Arrange every line of the listing below as a Markdown table with one column for the row number and one for the line. Name the columns Row and Entry, and skip any blank lines.

-*-

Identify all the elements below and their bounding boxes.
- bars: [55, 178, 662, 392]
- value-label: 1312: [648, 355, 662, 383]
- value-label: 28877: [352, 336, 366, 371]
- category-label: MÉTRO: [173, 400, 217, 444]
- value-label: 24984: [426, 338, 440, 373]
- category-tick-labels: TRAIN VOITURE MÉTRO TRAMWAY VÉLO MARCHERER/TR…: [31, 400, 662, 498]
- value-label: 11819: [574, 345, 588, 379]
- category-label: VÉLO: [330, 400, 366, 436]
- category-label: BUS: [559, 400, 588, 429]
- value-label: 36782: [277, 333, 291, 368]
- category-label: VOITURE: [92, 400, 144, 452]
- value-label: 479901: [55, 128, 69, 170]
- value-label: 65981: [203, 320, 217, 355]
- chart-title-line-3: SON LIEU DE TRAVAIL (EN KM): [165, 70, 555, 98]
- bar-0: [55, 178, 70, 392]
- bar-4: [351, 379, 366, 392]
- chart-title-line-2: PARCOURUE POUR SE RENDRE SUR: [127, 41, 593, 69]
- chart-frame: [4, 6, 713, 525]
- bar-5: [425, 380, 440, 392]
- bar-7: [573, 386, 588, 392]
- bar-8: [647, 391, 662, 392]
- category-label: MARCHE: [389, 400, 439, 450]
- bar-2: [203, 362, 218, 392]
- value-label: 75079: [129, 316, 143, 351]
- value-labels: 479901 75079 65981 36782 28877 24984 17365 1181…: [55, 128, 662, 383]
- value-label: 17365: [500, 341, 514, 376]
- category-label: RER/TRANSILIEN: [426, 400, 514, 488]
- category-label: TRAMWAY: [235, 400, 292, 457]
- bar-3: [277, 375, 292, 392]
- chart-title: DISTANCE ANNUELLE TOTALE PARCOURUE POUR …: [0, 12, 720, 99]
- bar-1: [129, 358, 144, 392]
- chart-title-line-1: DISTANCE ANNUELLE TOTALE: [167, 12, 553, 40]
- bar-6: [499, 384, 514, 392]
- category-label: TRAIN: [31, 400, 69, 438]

-*-

## EXERCISE SOLUTION
| Row | Entry |
|---|---|
| 1 | Identify all the elements below and their bounding boxes. |
| 2 | - bars: [55, 178, 662, 392] |
| 3 | - value-label: 1312: [648, 355, 662, 383] |
| 4 | - value-label: 28877: [352, 336, 366, 371] |
| 5 | - category-label: MÉTRO: [173, 400, 217, 444] |
| 6 | - value-label: 24984: [426, 338, 440, 373] |
| 7 | - category-tick-labels: TRAIN VOITURE MÉTRO TRAMWAY VÉLO MARCHERER/TR…: [31, 400, 662, 498] |
| 8 | - value-label: 11819: [574, 345, 588, 379] |
| 9 | - category-label: VÉLO: [330, 400, 366, 436] |
| 10 | - category-label: BUS: [559, 400, 588, 429] |
| 11 | - value-label: 36782: [277, 333, 291, 368] |
| 12 | - category-label: VOITURE: [92, 400, 144, 452] |
| 13 | - value-label: 479901: [55, 128, 69, 170] |
| 14 | - value-label: 65981: [203, 320, 217, 355] |
| 15 | - chart-title-line-3: SON LIEU DE TRAVAIL (EN KM): [165, 70, 555, 98] |
| 16 | - bar-0: [55, 178, 70, 392] |
| 17 | - bar-4: [351, 379, 366, 392] |
| 18 | - chart-title-line-2: PARCOURUE POUR SE RENDRE SUR: [127, 41, 593, 69] |
| 19 | - chart-frame: [4, 6, 713, 525] |
| 20 | - bar-5: [425, 380, 440, 392] |
| 21 | - bar-7: [573, 386, 588, 392] |
| 22 | - bar-8: [647, 391, 662, 392] |
| 23 | - category-label: MARCHE: [389, 400, 439, 450] |
| 24 | - bar-2: [203, 362, 218, 392] |
| 25 | - value-label: 75079: [129, 316, 143, 351] |
| 26 | - value-labels: 479901 75079 65981 36782 28877 24984 17365 1181…: [55, 128, 662, 383] |
| 27 | - value-label: 17365: [500, 341, 514, 376] |
| 28 | - category-label: RER/TRANSILIEN: [426, 400, 514, 488] |
| 29 | - category-label: TRAMWAY: [235, 400, 292, 457] |
| 30 | - bar-3: [277, 375, 292, 392] |
| 31 | - chart-title: DISTANCE ANNUELLE TOTALE PARCOURUE POUR …: [0, 12, 720, 99] |
| 32 | - bar-1: [129, 358, 144, 392] |
| 33 | - chart-title-line-1: DISTANCE ANNUELLE TOTALE: [167, 12, 553, 40] |
| 34 | - bar-6: [499, 384, 514, 392] |
| 35 | - category-label: TRAIN: [31, 400, 69, 438] |